> _AIM OF THE TASK_:
Pictures appear in the records below; write out everything else exactly.

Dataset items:

#####

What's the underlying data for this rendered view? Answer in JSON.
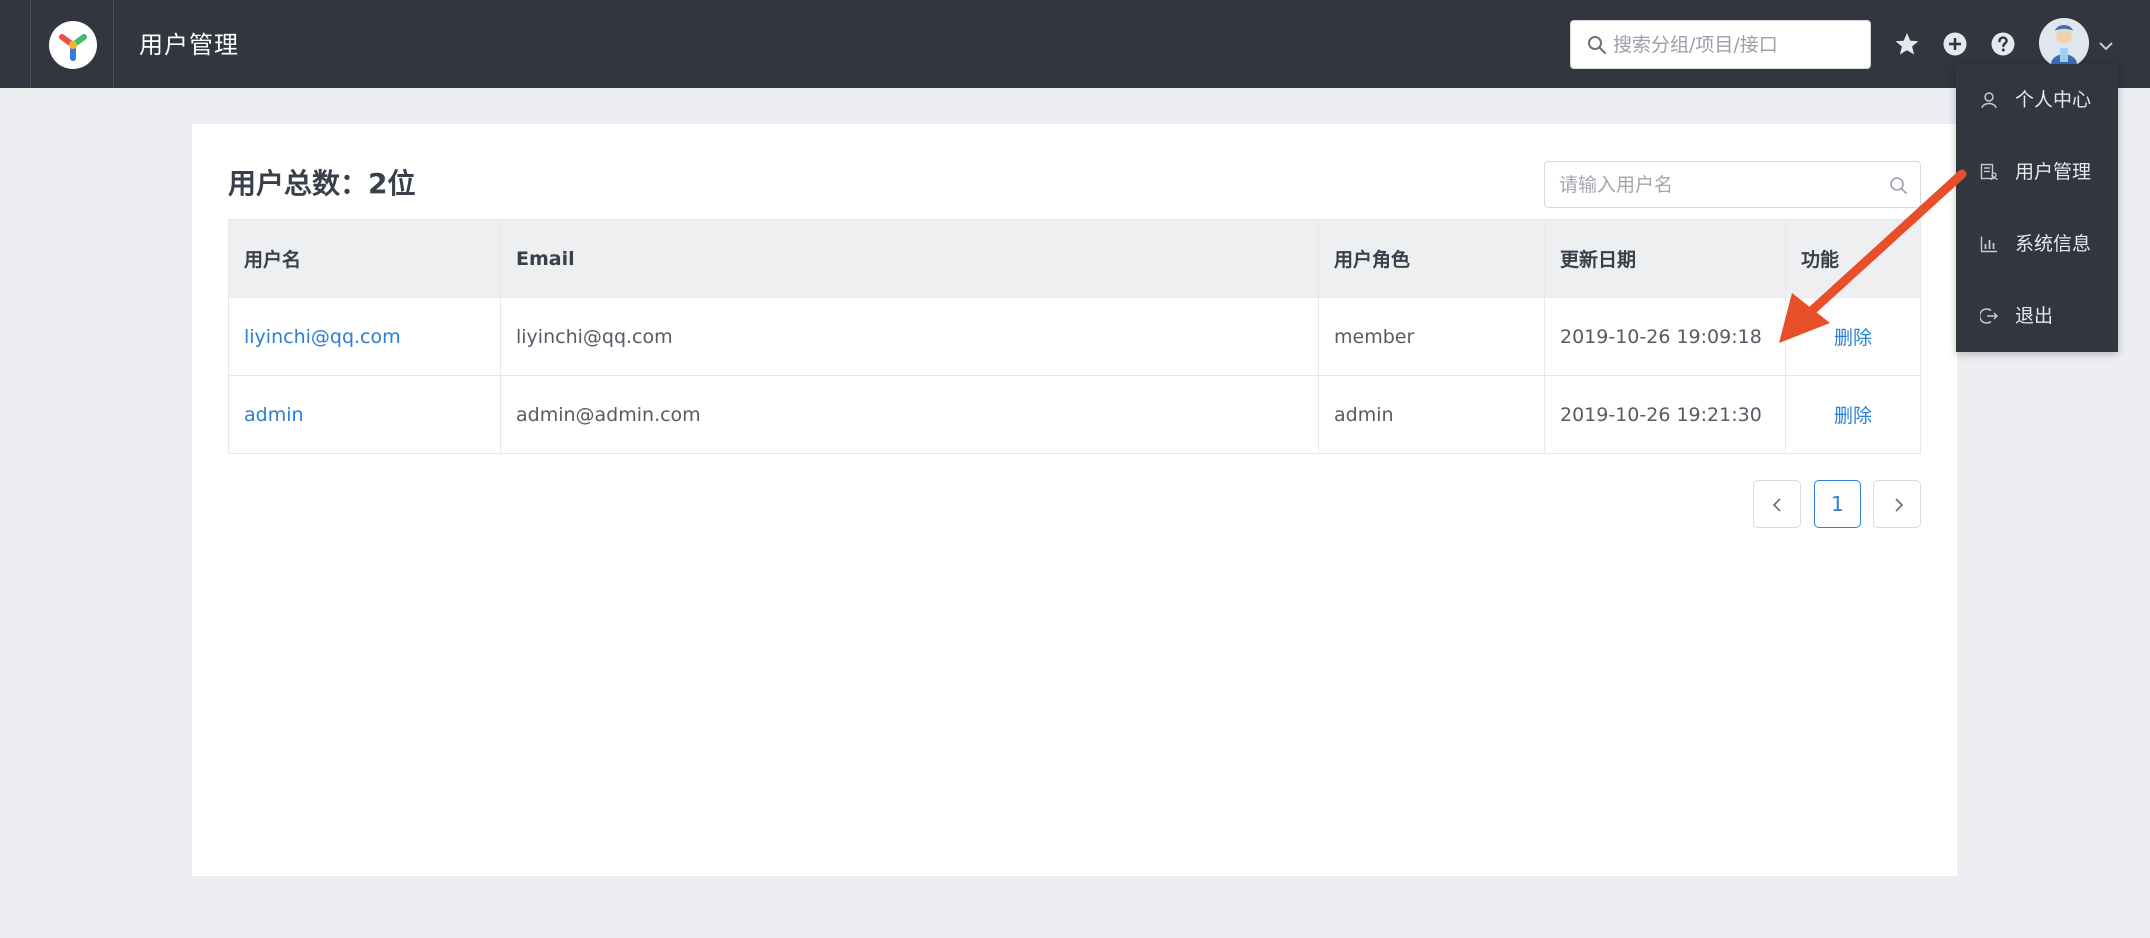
{
  "header": {
    "title": "用户管理",
    "search_placeholder": "搜索分组/项目/接口",
    "icons": [
      "star-icon",
      "plus-circle-icon",
      "help-icon"
    ]
  },
  "dropdown": {
    "items": [
      {
        "label": "个人中心",
        "icon": "user-icon"
      },
      {
        "label": "用户管理",
        "icon": "user-manage-icon"
      },
      {
        "label": "系统信息",
        "icon": "bar-chart-icon"
      },
      {
        "label": "退出",
        "icon": "logout-icon"
      }
    ]
  },
  "main": {
    "title": "用户总数：2位",
    "search_placeholder": "请输入用户名",
    "table": {
      "headers": [
        "用户名",
        "Email",
        "用户角色",
        "更新日期",
        "功能"
      ],
      "rows": [
        {
          "username": "liyinchi@qq.com",
          "email": "liyinchi@qq.com",
          "role": "member",
          "updated": "2019-10-26 19:09:18",
          "action": "删除"
        },
        {
          "username": "admin",
          "email": "admin@admin.com",
          "role": "admin",
          "updated": "2019-10-26 19:21:30",
          "action": "删除"
        }
      ]
    },
    "pagination": {
      "current_page": "1"
    }
  },
  "colors": {
    "topbar": "#31363f",
    "accent": "#2a7fd6",
    "annotation_arrow": "#e94e2a"
  }
}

#####

> _EXERCISE ANSWER_:
What's the underlying data for this rendered view? Answer in JSON.
{
  "header": {
    "title": "用户管理",
    "search_placeholder": "搜索分组/项目/接口",
    "icons": [
      "star-icon",
      "plus-circle-icon",
      "help-icon"
    ]
  },
  "dropdown": {
    "items": [
      {
        "label": "个人中心",
        "icon": "user-icon"
      },
      {
        "label": "用户管理",
        "icon": "user-manage-icon"
      },
      {
        "label": "系统信息",
        "icon": "bar-chart-icon"
      },
      {
        "label": "退出",
        "icon": "logout-icon"
      }
    ]
  },
  "main": {
    "title": "用户总数：2位",
    "search_placeholder": "请输入用户名",
    "table": {
      "headers": [
        "用户名",
        "Email",
        "用户角色",
        "更新日期",
        "功能"
      ],
      "rows": [
        {
          "username": "liyinchi@qq.com",
          "email": "liyinchi@qq.com",
          "role": "member",
          "updated": "2019-10-26 19:09:18",
          "action": "删除"
        },
        {
          "username": "admin",
          "email": "admin@admin.com",
          "role": "admin",
          "updated": "2019-10-26 19:21:30",
          "action": "删除"
        }
      ]
    },
    "pagination": {
      "current_page": "1"
    }
  },
  "colors": {
    "topbar": "#31363f",
    "accent": "#2a7fd6",
    "annotation_arrow": "#e94e2a"
  }
}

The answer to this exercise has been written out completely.